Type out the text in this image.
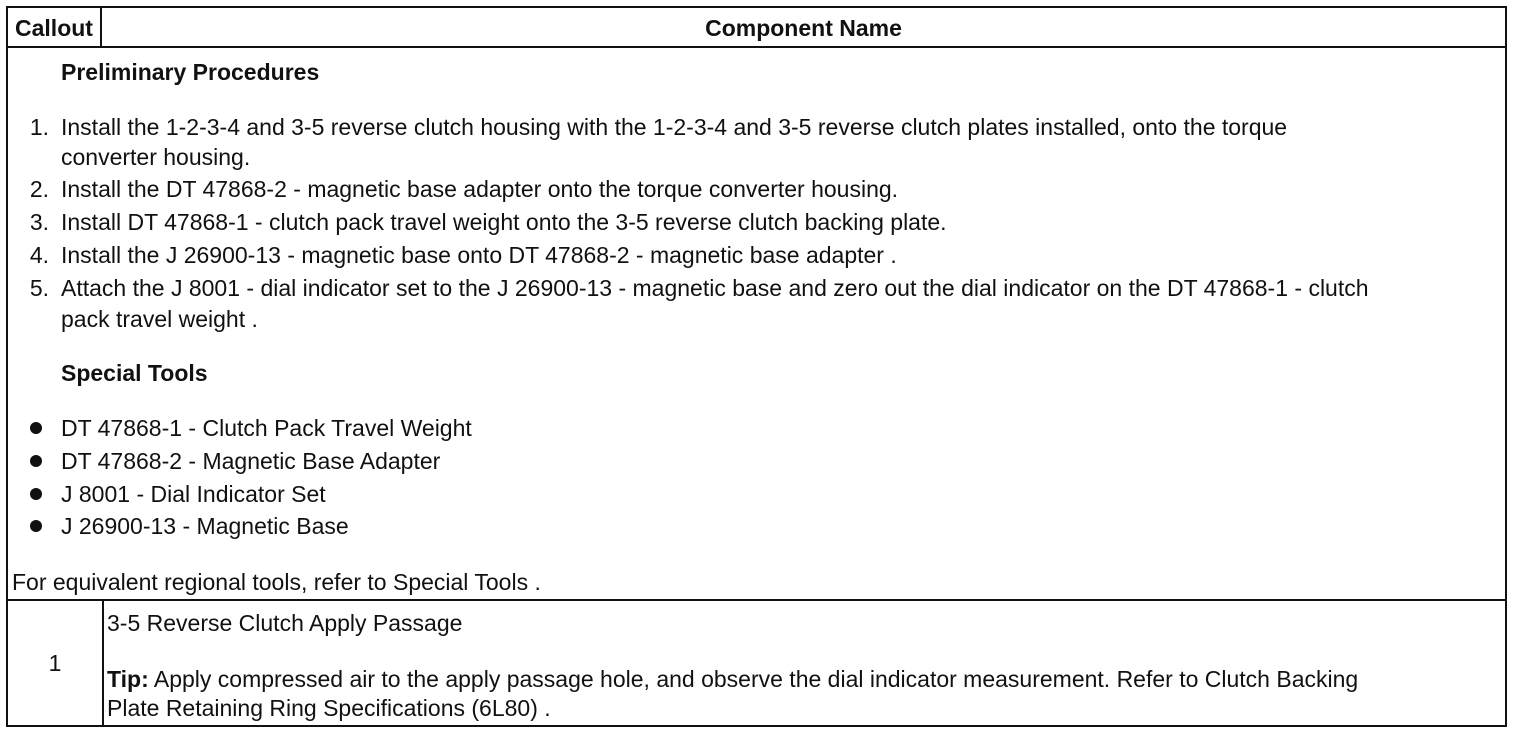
Callout	Component Name
Preliminary Procedures
1. Install the 1-2-3-4 and 3-5 reverse clutch housing with the 1-2-3-4 and 3-5 reverse clutch plates installed, onto the torque
converter housing.
2. Install the DT 47868-2 - magnetic base adapter onto the torque converter housing.
3. Install DT 47868-1 - clutch pack travel weight onto the 3-5 reverse clutch backing plate.
4. Install the J 26900-13 - magnetic base onto DT 47868-2 - magnetic base adapter .
5. Attach the J 8001 - dial indicator set to the J 26900-13 - magnetic base and zero out the dial indicator on the DT 47868-1 - clutch
pack travel weight .
Special Tools
DT 47868-1 - Clutch Pack Travel Weight
DT 47868-2 - Magnetic Base Adapter
J 8001 - Dial Indicator Set
J 26900-13 - Magnetic Base
For equivalent regional tools, refer to Special Tools .
1
3-5 Reverse Clutch Apply Passage
Tip: Apply compressed air to the apply passage hole, and observe the dial indicator measurement. Refer to Clutch Backing
Plate Retaining Ring Specifications (6L80) .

========================

* [Exercise directions] Scan the records for the string "housing". Copy each line in which it appears.

* [Answer to the task]
1. Install the 1-2-3-4 and 3-5 reverse clutch housing with the 1-2-3-4 and 3-5 reverse clutch plates installed, onto the torque
converter housing.
2. Install the DT 47868-2 - magnetic base adapter onto the torque converter housing.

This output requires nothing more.